AIM OF THE TASK:
Retype the material in full, keeping every word the same.

==== DATASET RECORDS

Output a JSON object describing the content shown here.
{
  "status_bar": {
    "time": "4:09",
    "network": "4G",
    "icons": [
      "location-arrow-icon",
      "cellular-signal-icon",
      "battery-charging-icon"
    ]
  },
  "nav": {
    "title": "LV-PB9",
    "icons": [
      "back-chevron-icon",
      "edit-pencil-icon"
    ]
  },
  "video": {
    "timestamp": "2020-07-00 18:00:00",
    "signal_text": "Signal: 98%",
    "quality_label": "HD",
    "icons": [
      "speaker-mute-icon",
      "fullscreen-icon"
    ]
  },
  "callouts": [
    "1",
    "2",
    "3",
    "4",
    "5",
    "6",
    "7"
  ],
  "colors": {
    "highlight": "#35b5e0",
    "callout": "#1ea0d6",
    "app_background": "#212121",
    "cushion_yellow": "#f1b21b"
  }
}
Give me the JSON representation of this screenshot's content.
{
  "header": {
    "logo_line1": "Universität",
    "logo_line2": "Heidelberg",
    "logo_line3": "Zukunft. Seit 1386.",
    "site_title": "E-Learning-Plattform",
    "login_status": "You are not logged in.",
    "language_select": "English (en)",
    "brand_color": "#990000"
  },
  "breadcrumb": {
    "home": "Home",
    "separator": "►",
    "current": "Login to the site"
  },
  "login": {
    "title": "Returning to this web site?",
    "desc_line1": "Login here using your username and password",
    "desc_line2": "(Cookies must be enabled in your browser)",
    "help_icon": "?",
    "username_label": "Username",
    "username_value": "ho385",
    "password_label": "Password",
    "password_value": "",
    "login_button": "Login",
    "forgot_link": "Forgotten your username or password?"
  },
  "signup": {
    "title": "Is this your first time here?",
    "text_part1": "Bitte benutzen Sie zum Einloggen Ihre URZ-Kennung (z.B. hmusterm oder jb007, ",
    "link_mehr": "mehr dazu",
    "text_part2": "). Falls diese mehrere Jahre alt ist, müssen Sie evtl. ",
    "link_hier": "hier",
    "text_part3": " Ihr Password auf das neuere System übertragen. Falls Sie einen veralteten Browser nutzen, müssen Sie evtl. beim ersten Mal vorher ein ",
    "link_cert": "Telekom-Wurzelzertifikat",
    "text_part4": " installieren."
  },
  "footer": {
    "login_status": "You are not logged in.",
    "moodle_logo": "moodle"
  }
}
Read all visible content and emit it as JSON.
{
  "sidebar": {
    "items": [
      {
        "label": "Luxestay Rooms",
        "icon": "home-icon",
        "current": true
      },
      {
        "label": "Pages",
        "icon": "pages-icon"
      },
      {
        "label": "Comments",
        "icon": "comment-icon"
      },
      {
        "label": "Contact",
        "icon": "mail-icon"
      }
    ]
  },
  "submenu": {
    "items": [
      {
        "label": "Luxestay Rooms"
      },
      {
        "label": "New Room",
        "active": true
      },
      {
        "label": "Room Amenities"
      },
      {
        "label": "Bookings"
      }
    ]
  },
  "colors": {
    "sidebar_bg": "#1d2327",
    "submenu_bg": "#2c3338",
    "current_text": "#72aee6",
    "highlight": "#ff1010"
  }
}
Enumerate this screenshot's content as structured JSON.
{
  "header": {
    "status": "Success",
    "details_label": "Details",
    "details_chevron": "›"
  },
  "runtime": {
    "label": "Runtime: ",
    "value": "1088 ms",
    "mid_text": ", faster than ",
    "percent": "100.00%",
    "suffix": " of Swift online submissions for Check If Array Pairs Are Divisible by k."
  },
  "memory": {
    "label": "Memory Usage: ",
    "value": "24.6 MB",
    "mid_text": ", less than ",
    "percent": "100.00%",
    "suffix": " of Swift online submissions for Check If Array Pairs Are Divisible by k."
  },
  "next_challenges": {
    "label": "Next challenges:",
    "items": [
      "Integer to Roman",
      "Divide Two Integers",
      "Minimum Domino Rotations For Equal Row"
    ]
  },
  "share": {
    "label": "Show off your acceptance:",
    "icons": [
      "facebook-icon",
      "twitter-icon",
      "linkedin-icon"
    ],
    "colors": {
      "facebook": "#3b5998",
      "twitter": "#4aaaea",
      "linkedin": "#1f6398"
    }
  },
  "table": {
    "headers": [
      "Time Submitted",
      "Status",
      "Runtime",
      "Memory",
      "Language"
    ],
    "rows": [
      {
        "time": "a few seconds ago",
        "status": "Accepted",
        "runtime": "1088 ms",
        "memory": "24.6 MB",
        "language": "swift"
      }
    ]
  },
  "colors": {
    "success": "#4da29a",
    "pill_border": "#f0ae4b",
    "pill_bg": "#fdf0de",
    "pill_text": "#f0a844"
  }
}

========

THE ANSWER:
Output a JSON object describing the content shown here.
{
  "status_bar": {
    "time": "4:09",
    "network": "4G",
    "icons": [
      "location-arrow-icon",
      "cellular-signal-icon",
      "battery-charging-icon"
    ]
  },
  "nav": {
    "title": "LV-PB9",
    "icons": [
      "back-chevron-icon",
      "edit-pencil-icon"
    ]
  },
  "video": {
    "timestamp": "2020-07-00 18:00:00",
    "signal_text": "Signal: 98%",
    "quality_label": "HD",
    "icons": [
      "speaker-mute-icon",
      "fullscreen-icon"
    ]
  },
  "callouts": [
    "1",
    "2",
    "3",
    "4",
    "5",
    "6",
    "7"
  ],
  "colors": {
    "highlight": "#35b5e0",
    "callout": "#1ea0d6",
    "app_background": "#212121",
    "cushion_yellow": "#f1b21b"
  }
}
Give me the JSON representation of this screenshot's content.
{
  "header": {
    "logo_line1": "Universität",
    "logo_line2": "Heidelberg",
    "logo_line3": "Zukunft. Seit 1386.",
    "site_title": "E-Learning-Plattform",
    "login_status": "You are not logged in.",
    "language_select": "English (en)",
    "brand_color": "#990000"
  },
  "breadcrumb": {
    "home": "Home",
    "separator": "►",
    "current": "Login to the site"
  },
  "login": {
    "title": "Returning to this web site?",
    "desc_line1": "Login here using your username and password",
    "desc_line2": "(Cookies must be enabled in your browser)",
    "help_icon": "?",
    "username_label": "Username",
    "username_value": "ho385",
    "password_label": "Password",
    "password_value": "",
    "login_button": "Login",
    "forgot_link": "Forgotten your username or password?"
  },
  "signup": {
    "title": "Is this your first time here?",
    "text_part1": "Bitte benutzen Sie zum Einloggen Ihre URZ-Kennung (z.B. hmusterm oder jb007, ",
    "link_mehr": "mehr dazu",
    "text_part2": "). Falls diese mehrere Jahre alt ist, müssen Sie evtl. ",
    "link_hier": "hier",
    "text_part3": " Ihr Password auf das neuere System übertragen. Falls Sie einen veralteten Browser nutzen, müssen Sie evtl. beim ersten Mal vorher ein ",
    "link_cert": "Telekom-Wurzelzertifikat",
    "text_part4": " installieren."
  },
  "footer": {
    "login_status": "You are not logged in.",
    "moodle_logo": "moodle"
  }
}
Read all visible content and emit it as JSON.
{
  "sidebar": {
    "items": [
      {
        "label": "Luxestay Rooms",
        "icon": "home-icon",
        "current": true
      },
      {
        "label": "Pages",
        "icon": "pages-icon"
      },
      {
        "label": "Comments",
        "icon": "comment-icon"
      },
      {
        "label": "Contact",
        "icon": "mail-icon"
      }
    ]
  },
  "submenu": {
    "items": [
      {
        "label": "Luxestay Rooms"
      },
      {
        "label": "New Room",
        "active": true
      },
      {
        "label": "Room Amenities"
      },
      {
        "label": "Bookings"
      }
    ]
  },
  "colors": {
    "sidebar_bg": "#1d2327",
    "submenu_bg": "#2c3338",
    "current_text": "#72aee6",
    "highlight": "#ff1010"
  }
}
Enumerate this screenshot's content as structured JSON.
{
  "header": {
    "status": "Success",
    "details_label": "Details",
    "details_chevron": "›"
  },
  "runtime": {
    "label": "Runtime: ",
    "value": "1088 ms",
    "mid_text": ", faster than ",
    "percent": "100.00%",
    "suffix": " of Swift online submissions for Check If Array Pairs Are Divisible by k."
  },
  "memory": {
    "label": "Memory Usage: ",
    "value": "24.6 MB",
    "mid_text": ", less than ",
    "percent": "100.00%",
    "suffix": " of Swift online submissions for Check If Array Pairs Are Divisible by k."
  },
  "next_challenges": {
    "label": "Next challenges:",
    "items": [
      "Integer to Roman",
      "Divide Two Integers",
      "Minimum Domino Rotations For Equal Row"
    ]
  },
  "share": {
    "label": "Show off your acceptance:",
    "icons": [
      "facebook-icon",
      "twitter-icon",
      "linkedin-icon"
    ],
    "colors": {
      "facebook": "#3b5998",
      "twitter": "#4aaaea",
      "linkedin": "#1f6398"
    }
  },
  "table": {
    "headers": [
      "Time Submitted",
      "Status",
      "Runtime",
      "Memory",
      "Language"
    ],
    "rows": [
      {
        "time": "a few seconds ago",
        "status": "Accepted",
        "runtime": "1088 ms",
        "memory": "24.6 MB",
        "language": "swift"
      }
    ]
  },
  "colors": {
    "success": "#4da29a",
    "pill_border": "#f0ae4b",
    "pill_bg": "#fdf0de",
    "pill_text": "#f0a844"
  }
}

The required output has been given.